#### TASK TO CARRY OUT:
Count how many lines of the listing contain "marrow", then give that number and nothing more.

#### SUPPLIED RECORDS:
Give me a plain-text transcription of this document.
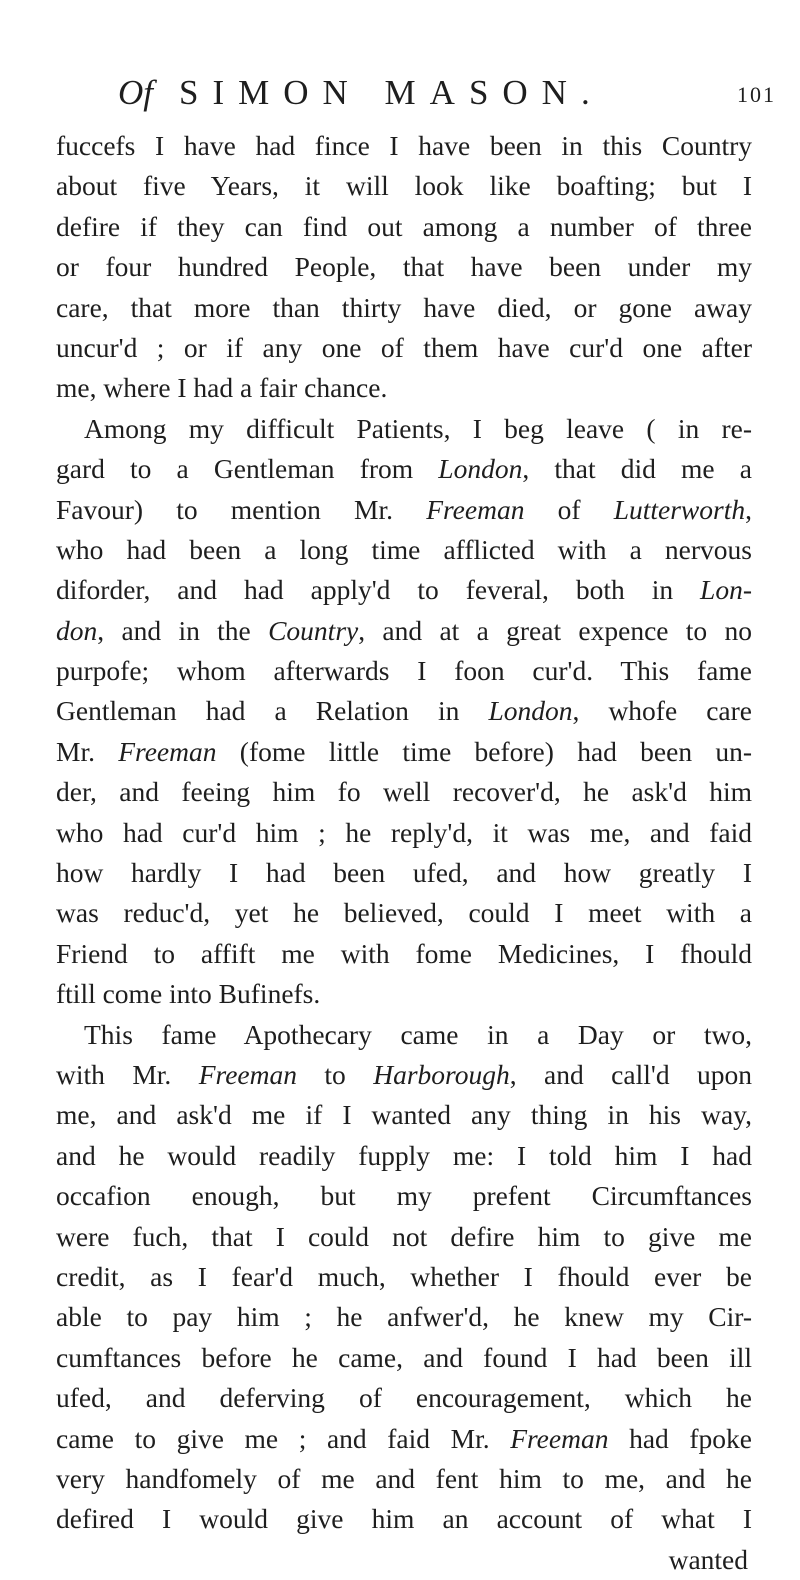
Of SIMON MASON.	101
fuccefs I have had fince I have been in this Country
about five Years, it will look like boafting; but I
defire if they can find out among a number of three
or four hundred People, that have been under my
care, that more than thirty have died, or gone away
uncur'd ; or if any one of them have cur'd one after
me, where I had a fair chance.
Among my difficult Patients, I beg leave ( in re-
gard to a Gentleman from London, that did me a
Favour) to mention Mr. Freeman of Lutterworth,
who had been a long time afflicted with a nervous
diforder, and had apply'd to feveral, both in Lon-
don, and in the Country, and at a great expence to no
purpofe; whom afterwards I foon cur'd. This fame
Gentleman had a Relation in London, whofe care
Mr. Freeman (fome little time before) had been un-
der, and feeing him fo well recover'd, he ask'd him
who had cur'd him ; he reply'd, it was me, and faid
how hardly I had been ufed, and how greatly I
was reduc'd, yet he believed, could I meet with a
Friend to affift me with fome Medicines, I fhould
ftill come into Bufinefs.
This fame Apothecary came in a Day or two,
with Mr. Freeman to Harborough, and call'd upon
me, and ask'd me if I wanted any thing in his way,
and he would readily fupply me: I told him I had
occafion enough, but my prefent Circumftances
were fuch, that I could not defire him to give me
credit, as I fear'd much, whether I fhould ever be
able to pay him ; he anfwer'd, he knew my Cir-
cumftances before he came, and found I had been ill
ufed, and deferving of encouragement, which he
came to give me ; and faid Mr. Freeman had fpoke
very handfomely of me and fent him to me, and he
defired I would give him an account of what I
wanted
* * *
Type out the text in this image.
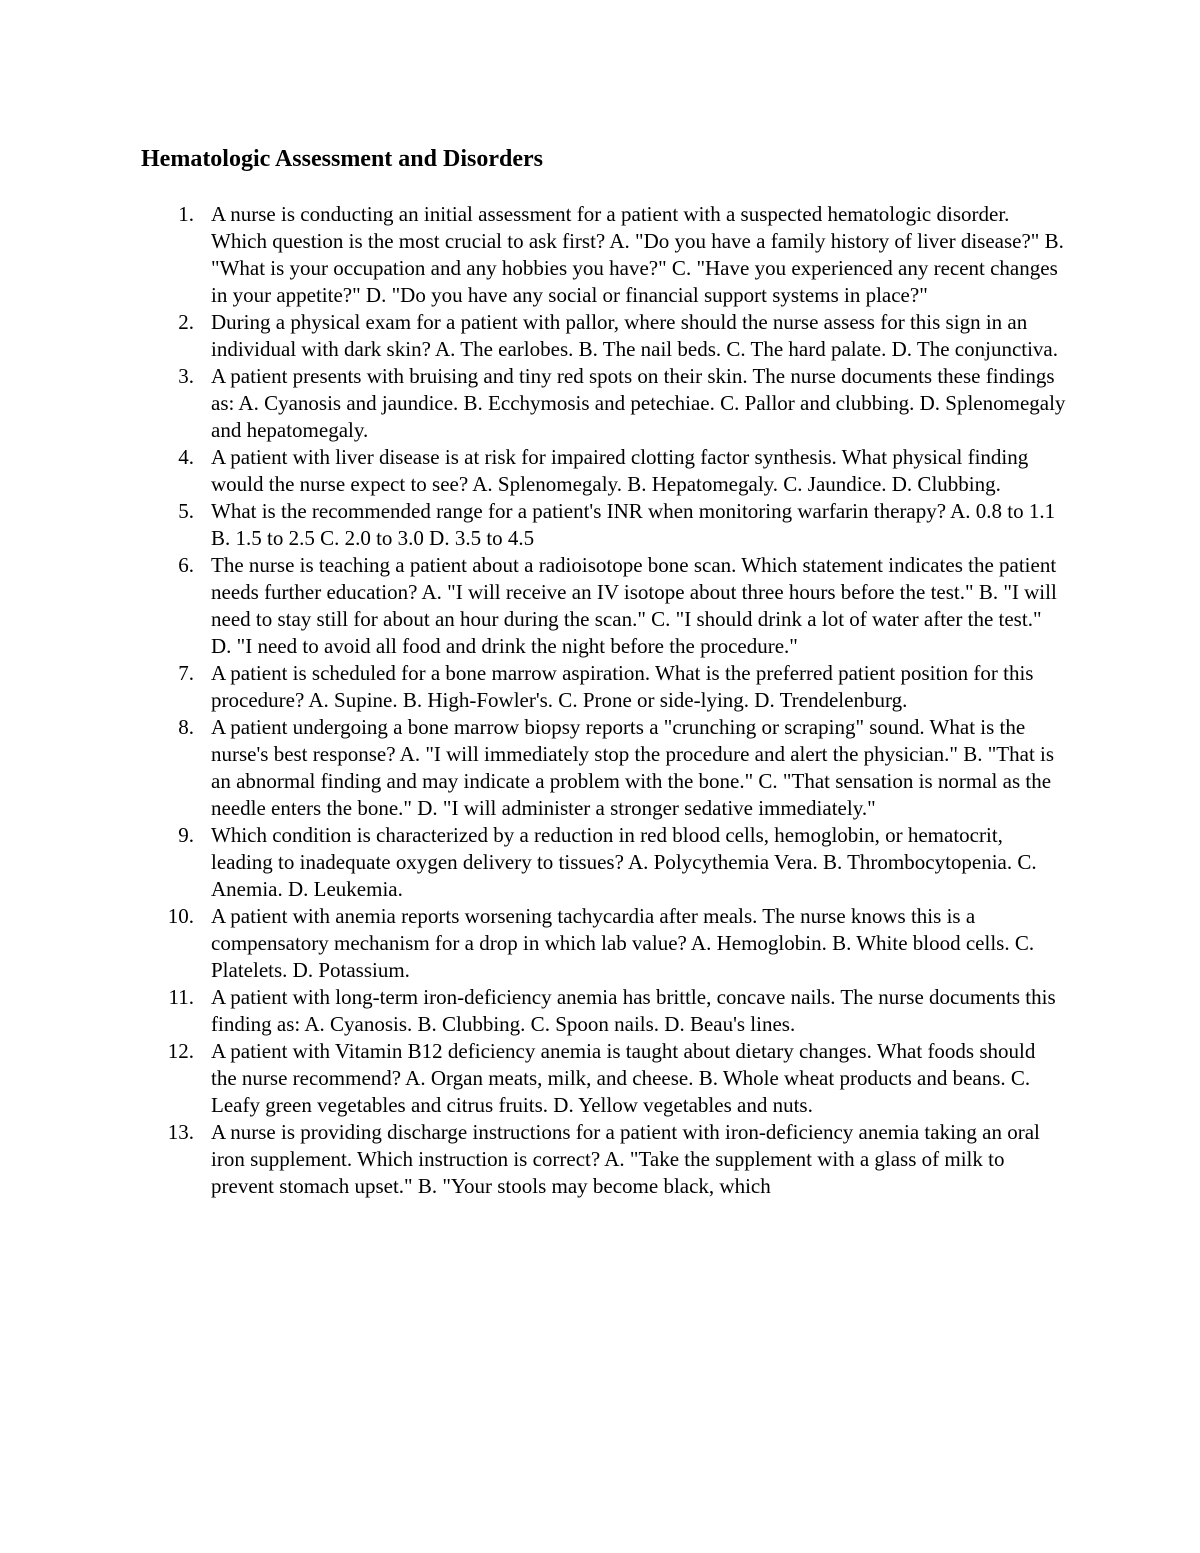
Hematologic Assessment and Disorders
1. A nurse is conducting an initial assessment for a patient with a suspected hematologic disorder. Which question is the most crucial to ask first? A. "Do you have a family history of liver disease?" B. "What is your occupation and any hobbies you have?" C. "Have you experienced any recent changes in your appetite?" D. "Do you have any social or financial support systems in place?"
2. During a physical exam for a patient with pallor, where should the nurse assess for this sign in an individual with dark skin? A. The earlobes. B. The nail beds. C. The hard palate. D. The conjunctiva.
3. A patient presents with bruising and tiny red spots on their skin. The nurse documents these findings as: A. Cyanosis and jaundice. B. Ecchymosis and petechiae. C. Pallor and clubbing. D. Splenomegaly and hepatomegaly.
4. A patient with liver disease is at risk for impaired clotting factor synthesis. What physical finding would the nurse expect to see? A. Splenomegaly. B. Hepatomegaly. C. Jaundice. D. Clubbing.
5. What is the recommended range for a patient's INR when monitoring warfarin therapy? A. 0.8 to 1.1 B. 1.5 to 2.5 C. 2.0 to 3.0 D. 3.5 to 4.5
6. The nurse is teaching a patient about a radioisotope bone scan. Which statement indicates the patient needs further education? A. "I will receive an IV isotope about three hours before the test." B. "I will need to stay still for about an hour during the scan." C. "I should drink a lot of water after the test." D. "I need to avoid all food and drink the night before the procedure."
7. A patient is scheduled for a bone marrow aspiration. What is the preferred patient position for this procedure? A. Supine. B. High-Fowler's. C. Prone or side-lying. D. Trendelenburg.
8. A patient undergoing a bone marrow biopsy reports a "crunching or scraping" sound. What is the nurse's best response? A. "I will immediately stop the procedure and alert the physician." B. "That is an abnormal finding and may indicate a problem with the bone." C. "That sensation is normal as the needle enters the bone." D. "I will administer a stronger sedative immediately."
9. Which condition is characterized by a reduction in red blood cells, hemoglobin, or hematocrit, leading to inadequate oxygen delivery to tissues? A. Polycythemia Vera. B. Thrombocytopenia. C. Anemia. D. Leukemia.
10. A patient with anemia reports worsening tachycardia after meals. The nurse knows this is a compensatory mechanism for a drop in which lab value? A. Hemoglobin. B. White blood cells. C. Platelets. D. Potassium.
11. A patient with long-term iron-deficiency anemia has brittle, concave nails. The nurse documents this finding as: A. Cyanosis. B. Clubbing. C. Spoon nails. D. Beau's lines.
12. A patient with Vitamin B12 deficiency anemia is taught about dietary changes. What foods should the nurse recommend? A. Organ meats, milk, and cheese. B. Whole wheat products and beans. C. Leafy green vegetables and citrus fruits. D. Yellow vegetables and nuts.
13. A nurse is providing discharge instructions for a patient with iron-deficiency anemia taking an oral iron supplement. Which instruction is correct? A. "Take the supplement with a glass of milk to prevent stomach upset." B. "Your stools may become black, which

#### RESPONSE AREA:
2